WORK TO DO =
Write out, precisely and in full, each line of the material.

DATA TO USE =
** begin **

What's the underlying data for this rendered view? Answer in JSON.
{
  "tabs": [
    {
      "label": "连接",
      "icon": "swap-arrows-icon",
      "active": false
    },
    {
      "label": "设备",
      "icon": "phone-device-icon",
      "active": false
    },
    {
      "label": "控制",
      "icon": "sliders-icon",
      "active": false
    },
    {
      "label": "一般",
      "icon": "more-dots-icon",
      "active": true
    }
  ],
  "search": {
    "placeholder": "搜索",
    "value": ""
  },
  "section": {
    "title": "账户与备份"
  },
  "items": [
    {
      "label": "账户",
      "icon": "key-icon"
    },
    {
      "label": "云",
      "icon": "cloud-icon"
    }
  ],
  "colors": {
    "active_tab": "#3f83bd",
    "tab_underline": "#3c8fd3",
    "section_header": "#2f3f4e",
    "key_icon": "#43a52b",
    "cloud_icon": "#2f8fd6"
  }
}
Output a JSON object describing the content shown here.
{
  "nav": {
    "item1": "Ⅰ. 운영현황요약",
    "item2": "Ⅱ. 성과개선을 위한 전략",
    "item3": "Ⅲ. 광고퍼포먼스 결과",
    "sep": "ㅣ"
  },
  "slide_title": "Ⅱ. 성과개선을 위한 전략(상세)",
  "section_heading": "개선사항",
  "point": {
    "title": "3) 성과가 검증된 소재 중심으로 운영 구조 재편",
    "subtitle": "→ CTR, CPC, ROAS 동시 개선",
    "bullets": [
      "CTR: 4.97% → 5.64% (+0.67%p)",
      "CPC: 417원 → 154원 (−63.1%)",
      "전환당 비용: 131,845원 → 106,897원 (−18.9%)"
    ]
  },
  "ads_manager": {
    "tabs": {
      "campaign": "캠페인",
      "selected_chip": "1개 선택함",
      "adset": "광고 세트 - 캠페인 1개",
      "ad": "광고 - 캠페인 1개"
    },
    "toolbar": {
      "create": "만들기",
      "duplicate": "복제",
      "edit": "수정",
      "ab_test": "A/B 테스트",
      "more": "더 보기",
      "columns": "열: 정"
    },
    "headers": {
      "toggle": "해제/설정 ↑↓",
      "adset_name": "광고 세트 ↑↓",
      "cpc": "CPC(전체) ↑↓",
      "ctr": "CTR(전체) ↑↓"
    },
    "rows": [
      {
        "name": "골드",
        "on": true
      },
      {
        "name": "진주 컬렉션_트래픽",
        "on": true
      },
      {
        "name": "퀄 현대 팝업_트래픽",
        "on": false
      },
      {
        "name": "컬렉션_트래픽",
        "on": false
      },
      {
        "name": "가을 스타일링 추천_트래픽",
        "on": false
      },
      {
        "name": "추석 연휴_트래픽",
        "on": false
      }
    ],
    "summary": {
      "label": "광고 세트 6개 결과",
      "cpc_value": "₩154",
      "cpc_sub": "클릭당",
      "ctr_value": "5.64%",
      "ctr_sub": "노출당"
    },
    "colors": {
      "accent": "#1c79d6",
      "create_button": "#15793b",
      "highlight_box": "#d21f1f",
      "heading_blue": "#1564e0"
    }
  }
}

** end **

EXPECTED ANSWER =
What's the underlying data for this rendered view? Answer in JSON.
{
  "tabs": [
    {
      "label": "连接",
      "icon": "swap-arrows-icon",
      "active": false
    },
    {
      "label": "设备",
      "icon": "phone-device-icon",
      "active": false
    },
    {
      "label": "控制",
      "icon": "sliders-icon",
      "active": false
    },
    {
      "label": "一般",
      "icon": "more-dots-icon",
      "active": true
    }
  ],
  "search": {
    "placeholder": "搜索",
    "value": ""
  },
  "section": {
    "title": "账户与备份"
  },
  "items": [
    {
      "label": "账户",
      "icon": "key-icon"
    },
    {
      "label": "云",
      "icon": "cloud-icon"
    }
  ],
  "colors": {
    "active_tab": "#3f83bd",
    "tab_underline": "#3c8fd3",
    "section_header": "#2f3f4e",
    "key_icon": "#43a52b",
    "cloud_icon": "#2f8fd6"
  }
}
Output a JSON object describing the content shown here.
{
  "nav": {
    "item1": "Ⅰ. 운영현황요약",
    "item2": "Ⅱ. 성과개선을 위한 전략",
    "item3": "Ⅲ. 광고퍼포먼스 결과",
    "sep": "ㅣ"
  },
  "slide_title": "Ⅱ. 성과개선을 위한 전략(상세)",
  "section_heading": "개선사항",
  "point": {
    "title": "3) 성과가 검증된 소재 중심으로 운영 구조 재편",
    "subtitle": "→ CTR, CPC, ROAS 동시 개선",
    "bullets": [
      "CTR: 4.97% → 5.64% (+0.67%p)",
      "CPC: 417원 → 154원 (−63.1%)",
      "전환당 비용: 131,845원 → 106,897원 (−18.9%)"
    ]
  },
  "ads_manager": {
    "tabs": {
      "campaign": "캠페인",
      "selected_chip": "1개 선택함",
      "adset": "광고 세트 - 캠페인 1개",
      "ad": "광고 - 캠페인 1개"
    },
    "toolbar": {
      "create": "만들기",
      "duplicate": "복제",
      "edit": "수정",
      "ab_test": "A/B 테스트",
      "more": "더 보기",
      "columns": "열: 정"
    },
    "headers": {
      "toggle": "해제/설정 ↑↓",
      "adset_name": "광고 세트 ↑↓",
      "cpc": "CPC(전체) ↑↓",
      "ctr": "CTR(전체) ↑↓"
    },
    "rows": [
      {
        "name": "골드",
        "on": true
      },
      {
        "name": "진주 컬렉션_트래픽",
        "on": true
      },
      {
        "name": "퀄 현대 팝업_트래픽",
        "on": false
      },
      {
        "name": "컬렉션_트래픽",
        "on": false
      },
      {
        "name": "가을 스타일링 추천_트래픽",
        "on": false
      },
      {
        "name": "추석 연휴_트래픽",
        "on": false
      }
    ],
    "summary": {
      "label": "광고 세트 6개 결과",
      "cpc_value": "₩154",
      "cpc_sub": "클릭당",
      "ctr_value": "5.64%",
      "ctr_sub": "노출당"
    },
    "colors": {
      "accent": "#1c79d6",
      "create_button": "#15793b",
      "highlight_box": "#d21f1f",
      "heading_blue": "#1564e0"
    }
  }
}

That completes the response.